● DATA FOR THIS EXERCISE:
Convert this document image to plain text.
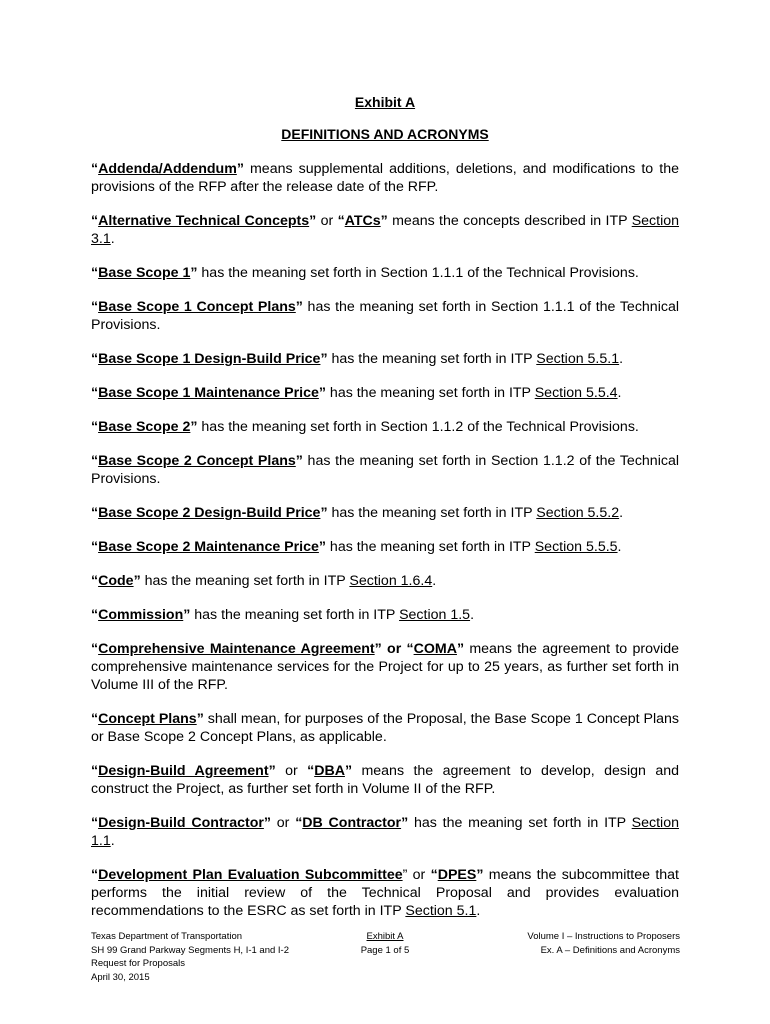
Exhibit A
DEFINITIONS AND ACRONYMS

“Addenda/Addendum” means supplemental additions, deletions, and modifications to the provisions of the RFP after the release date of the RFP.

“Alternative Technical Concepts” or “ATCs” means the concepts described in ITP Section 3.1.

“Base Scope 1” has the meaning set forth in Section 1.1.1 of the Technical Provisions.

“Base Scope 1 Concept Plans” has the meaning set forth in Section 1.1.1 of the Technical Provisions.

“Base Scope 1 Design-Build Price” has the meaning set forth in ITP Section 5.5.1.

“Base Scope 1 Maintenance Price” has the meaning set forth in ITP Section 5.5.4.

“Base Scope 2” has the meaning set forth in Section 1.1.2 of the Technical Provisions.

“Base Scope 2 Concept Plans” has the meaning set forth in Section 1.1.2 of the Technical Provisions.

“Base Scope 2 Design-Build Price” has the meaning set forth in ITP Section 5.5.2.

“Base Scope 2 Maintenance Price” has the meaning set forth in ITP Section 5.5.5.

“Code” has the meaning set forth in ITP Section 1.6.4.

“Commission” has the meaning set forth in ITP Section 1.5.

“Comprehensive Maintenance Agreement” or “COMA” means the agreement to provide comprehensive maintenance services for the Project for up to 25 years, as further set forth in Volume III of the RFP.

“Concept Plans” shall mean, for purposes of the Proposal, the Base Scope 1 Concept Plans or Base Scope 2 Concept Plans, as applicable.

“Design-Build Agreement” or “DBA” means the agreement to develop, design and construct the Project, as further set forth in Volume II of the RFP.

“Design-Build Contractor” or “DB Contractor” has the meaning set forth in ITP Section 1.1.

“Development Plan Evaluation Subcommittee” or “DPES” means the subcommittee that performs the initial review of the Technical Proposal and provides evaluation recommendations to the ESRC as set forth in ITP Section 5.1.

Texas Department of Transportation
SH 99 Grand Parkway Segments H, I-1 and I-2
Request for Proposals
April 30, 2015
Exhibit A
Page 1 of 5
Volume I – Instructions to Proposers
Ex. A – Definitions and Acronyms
* * *
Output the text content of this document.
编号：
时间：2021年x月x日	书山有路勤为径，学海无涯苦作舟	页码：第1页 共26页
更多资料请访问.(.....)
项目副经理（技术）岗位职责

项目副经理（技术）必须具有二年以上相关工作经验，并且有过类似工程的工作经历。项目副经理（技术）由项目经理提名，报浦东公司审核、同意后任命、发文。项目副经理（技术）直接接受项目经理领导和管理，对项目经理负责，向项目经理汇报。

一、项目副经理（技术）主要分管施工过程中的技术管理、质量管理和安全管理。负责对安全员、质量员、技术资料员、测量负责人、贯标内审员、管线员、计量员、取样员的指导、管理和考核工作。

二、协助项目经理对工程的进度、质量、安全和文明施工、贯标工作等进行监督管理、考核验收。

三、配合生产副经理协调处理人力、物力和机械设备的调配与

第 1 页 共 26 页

● WORK TO BE COMPLETED: Extract each line holding the word "document" from the records.

● RESULT:
Convert this document image to plain text.
Output the text content of this document.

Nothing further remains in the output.